● **Short problem**:
Below is a block of records; reproduce all of them exactly and leave out any pictures.

● **Collected data entries**:
● ● ● ●
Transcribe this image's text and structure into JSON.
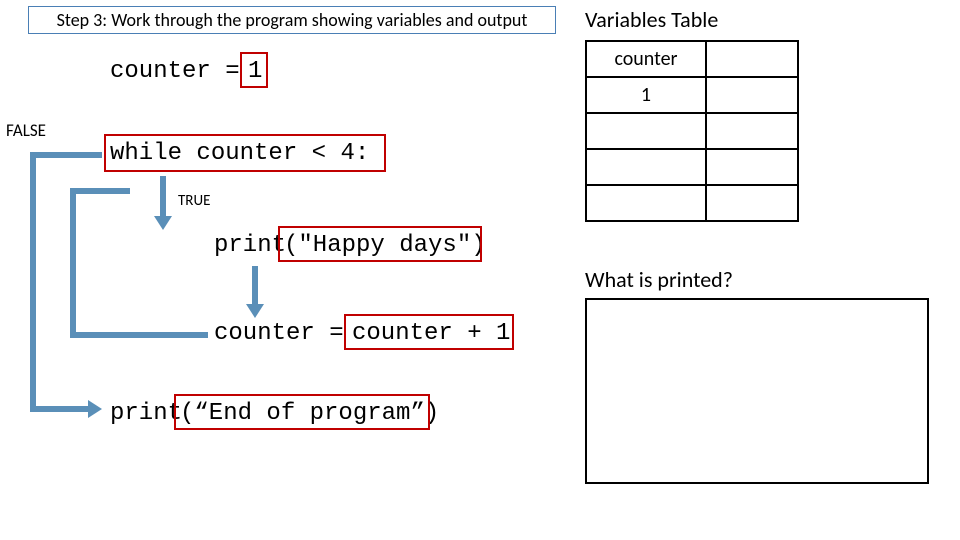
{
  "step_banner": "Step 3: Work through the program showing variables and output",
  "variables_table": {
    "title": "Variables Table",
    "header": "counter",
    "rows": [
      "1",
      "",
      "",
      ""
    ]
  },
  "printed": {
    "label": "What is printed?"
  },
  "code": {
    "line1_left": "counter =",
    "line1_right": "1",
    "line2": "while counter < 4:",
    "line3_left": "print",
    "line3_right": "(\"Happy days\")",
    "line4_left": "counter =",
    "line4_right": "counter + 1",
    "line5_left": "print",
    "line5_right": "(“End of program”)"
  },
  "labels": {
    "false": "FALSE",
    "true": "TRUE"
  }
}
● ● ● ●
● **Solution to this exercise**:
Transcribe this image's text and structure into JSON.
{
  "step_banner": "Step 3: Work through the program showing variables and output",
  "variables_table": {
    "title": "Variables Table",
    "header": "counter",
    "rows": [
      "1",
      "",
      "",
      ""
    ]
  },
  "printed": {
    "label": "What is printed?"
  },
  "code": {
    "line1_left": "counter =",
    "line1_right": "1",
    "line2": "while counter < 4:",
    "line3_left": "print",
    "line3_right": "(\"Happy days\")",
    "line4_left": "counter =",
    "line4_right": "counter + 1",
    "line5_left": "print",
    "line5_right": "(“End of program”)"
  },
  "labels": {
    "false": "FALSE",
    "true": "TRUE"
  }
}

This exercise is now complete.